AIM
Each line containing the word "الأعمال" should be found and copied.

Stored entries
[start]

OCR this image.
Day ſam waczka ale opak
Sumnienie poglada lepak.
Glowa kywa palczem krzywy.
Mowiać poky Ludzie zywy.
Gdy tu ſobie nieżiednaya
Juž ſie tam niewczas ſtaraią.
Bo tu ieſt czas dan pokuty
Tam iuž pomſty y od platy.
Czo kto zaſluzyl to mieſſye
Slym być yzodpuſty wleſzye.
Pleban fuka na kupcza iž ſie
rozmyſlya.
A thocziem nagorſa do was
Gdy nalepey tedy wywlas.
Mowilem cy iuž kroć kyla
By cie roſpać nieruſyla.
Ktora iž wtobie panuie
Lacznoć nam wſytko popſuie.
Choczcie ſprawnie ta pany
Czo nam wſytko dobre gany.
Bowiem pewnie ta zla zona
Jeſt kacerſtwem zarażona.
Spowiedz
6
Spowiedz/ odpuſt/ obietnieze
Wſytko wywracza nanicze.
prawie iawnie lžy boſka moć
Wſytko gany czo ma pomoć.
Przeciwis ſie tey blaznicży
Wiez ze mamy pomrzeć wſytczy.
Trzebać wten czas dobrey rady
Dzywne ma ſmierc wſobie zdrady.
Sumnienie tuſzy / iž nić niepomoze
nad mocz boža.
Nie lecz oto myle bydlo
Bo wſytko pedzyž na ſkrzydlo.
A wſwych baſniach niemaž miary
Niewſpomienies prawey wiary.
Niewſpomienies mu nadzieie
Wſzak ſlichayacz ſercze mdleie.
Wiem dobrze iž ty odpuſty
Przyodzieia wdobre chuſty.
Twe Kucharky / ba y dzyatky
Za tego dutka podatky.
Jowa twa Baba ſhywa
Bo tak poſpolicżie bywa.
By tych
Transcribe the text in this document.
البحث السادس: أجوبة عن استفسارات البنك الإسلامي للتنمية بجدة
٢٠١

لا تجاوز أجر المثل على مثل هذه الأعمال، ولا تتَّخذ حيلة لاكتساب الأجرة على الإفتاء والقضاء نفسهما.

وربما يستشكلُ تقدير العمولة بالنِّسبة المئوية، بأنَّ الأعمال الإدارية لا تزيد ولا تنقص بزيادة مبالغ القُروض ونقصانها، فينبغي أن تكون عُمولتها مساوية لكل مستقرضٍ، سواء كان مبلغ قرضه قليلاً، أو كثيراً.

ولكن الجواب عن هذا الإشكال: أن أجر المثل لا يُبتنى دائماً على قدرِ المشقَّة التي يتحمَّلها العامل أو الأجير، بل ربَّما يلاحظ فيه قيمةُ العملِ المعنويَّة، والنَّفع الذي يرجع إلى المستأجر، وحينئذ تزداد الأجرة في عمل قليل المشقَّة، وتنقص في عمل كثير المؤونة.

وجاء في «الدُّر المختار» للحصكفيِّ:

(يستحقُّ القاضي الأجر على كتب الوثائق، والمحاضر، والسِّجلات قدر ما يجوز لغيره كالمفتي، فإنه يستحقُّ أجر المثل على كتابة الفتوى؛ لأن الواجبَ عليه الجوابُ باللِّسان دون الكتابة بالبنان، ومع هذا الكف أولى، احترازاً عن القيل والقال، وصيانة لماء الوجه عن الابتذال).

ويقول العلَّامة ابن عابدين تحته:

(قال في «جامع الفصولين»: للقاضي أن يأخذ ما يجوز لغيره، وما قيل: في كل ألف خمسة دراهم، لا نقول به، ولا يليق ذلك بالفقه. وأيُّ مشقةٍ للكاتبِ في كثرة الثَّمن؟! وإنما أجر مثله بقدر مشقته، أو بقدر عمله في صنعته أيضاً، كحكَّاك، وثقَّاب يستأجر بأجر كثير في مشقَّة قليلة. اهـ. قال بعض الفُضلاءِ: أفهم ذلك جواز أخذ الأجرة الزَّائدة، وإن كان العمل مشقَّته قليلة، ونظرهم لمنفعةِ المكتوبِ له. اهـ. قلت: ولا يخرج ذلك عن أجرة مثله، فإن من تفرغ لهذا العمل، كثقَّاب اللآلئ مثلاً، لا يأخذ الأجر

[end]

WORKED ANSWER
لا تجاوز أجر المثل على مثل هذه الأعمال، ولا تتَّخذ حيلة لاكتساب الأجرة على الإفتاء والقضاء نفسهما.
وربما يستشكلُ تقدير العمولة بالنِّسبة المئوية، بأنَّ الأعمال الإدارية لا تزيد ولا تنقص بزيادة مبالغ القُروض ونقصانها، فينبغي أن تكون عُمولتها مساوية لكل مستقرضٍ، سواء كان مبلغ قرضه قليلاً، أو كثيراً.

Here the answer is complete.